Provide only the number of lines in the records below that include "different".
## Start Data for the task
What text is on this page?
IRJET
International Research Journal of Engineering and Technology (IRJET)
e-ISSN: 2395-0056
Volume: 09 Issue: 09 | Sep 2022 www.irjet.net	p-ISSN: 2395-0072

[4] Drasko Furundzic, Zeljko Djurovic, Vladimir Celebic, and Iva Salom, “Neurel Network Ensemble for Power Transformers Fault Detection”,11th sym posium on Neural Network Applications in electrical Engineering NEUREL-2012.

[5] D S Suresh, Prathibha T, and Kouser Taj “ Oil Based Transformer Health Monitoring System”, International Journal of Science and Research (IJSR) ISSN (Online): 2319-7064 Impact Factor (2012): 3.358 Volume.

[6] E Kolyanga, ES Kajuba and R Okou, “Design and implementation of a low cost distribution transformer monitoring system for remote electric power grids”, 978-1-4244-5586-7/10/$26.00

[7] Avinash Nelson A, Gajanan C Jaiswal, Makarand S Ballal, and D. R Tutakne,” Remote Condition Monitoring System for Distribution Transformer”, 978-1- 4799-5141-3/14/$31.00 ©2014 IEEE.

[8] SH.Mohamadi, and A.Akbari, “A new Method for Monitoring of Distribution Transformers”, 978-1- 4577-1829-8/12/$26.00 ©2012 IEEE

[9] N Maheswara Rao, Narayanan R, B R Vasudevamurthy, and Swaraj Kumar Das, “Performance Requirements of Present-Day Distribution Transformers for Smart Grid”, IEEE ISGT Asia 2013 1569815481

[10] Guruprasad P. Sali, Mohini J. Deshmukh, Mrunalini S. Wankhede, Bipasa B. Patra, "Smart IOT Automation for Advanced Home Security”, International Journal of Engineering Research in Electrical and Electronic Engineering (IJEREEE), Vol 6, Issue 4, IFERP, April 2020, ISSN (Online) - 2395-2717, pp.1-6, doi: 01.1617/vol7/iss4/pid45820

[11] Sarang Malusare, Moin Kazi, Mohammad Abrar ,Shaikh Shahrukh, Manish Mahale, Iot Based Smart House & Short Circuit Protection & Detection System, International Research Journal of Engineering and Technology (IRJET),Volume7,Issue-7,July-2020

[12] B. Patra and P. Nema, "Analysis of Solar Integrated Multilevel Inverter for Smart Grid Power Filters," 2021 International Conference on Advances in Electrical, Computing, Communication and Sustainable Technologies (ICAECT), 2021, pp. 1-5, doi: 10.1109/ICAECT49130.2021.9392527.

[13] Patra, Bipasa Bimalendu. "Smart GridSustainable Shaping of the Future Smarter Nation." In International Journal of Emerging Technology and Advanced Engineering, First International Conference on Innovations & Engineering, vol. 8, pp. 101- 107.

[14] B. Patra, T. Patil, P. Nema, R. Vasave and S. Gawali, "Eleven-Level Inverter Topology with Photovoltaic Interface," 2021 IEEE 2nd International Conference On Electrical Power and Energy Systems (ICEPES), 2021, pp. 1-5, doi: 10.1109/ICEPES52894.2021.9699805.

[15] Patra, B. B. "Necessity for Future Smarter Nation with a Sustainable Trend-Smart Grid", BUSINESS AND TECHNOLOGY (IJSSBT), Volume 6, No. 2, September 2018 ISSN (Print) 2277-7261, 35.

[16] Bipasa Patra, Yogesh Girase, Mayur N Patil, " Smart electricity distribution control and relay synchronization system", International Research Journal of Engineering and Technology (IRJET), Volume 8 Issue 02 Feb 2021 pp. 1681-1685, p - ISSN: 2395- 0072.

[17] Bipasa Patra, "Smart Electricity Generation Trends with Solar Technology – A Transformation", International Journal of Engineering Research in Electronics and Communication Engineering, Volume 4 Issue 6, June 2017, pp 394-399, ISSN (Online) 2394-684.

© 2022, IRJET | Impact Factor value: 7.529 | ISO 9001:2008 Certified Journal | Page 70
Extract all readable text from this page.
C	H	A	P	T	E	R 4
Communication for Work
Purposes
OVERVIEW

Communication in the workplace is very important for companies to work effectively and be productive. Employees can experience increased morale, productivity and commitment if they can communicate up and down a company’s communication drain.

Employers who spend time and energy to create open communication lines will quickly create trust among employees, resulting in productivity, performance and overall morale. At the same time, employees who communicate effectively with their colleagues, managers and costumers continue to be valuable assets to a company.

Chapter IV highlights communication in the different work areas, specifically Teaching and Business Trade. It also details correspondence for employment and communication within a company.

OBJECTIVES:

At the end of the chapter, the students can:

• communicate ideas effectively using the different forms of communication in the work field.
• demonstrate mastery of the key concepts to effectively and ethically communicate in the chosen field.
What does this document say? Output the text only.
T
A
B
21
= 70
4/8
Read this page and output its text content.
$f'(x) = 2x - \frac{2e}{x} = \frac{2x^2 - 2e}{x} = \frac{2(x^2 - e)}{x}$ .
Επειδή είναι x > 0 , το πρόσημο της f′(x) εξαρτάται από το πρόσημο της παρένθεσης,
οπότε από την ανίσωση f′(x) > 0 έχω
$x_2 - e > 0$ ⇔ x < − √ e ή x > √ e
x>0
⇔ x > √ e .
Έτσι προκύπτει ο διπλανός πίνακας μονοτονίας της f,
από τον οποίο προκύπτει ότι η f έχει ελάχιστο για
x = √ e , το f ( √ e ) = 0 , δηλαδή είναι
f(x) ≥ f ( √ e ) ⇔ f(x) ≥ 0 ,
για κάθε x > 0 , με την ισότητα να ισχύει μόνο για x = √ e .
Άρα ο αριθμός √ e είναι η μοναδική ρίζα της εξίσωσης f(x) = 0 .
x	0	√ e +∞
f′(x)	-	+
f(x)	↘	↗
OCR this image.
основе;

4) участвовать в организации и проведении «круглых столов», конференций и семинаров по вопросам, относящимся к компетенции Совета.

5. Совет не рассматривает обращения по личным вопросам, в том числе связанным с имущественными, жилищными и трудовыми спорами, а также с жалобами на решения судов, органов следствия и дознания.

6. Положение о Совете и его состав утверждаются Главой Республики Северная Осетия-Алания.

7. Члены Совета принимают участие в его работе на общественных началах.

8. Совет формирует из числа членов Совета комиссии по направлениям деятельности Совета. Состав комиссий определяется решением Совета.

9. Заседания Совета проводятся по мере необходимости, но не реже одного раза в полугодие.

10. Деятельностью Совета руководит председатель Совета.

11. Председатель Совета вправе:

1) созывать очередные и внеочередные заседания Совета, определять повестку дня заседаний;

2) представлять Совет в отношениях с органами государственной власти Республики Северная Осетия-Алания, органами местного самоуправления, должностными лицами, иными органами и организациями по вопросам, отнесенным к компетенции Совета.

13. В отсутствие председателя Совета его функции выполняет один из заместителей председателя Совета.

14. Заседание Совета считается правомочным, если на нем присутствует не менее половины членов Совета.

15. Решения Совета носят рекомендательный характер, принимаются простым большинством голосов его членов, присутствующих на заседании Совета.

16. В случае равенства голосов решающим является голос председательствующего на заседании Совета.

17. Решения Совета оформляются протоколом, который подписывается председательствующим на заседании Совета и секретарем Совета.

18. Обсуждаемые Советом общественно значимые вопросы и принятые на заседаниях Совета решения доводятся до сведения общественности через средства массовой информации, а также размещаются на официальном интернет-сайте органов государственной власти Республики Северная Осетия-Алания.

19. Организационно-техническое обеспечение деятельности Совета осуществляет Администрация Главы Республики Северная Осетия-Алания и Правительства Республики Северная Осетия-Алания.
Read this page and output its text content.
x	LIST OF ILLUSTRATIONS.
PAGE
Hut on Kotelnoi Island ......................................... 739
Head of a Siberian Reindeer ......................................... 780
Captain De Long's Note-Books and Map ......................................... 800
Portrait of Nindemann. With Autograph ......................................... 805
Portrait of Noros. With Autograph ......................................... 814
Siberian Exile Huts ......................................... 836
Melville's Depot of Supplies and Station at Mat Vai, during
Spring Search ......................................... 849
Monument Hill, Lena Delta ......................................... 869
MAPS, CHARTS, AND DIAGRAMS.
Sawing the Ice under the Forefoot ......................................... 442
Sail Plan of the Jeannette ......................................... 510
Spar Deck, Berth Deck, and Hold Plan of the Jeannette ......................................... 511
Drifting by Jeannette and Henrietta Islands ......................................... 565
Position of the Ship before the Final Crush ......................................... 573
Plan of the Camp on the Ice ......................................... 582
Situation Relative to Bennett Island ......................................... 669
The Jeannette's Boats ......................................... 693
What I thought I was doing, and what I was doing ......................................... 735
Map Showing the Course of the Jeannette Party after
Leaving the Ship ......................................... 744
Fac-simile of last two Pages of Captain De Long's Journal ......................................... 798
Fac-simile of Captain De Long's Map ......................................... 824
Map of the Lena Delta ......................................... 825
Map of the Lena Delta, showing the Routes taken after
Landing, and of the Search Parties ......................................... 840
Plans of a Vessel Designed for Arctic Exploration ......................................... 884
## End Data for the task
**Problem solution**
2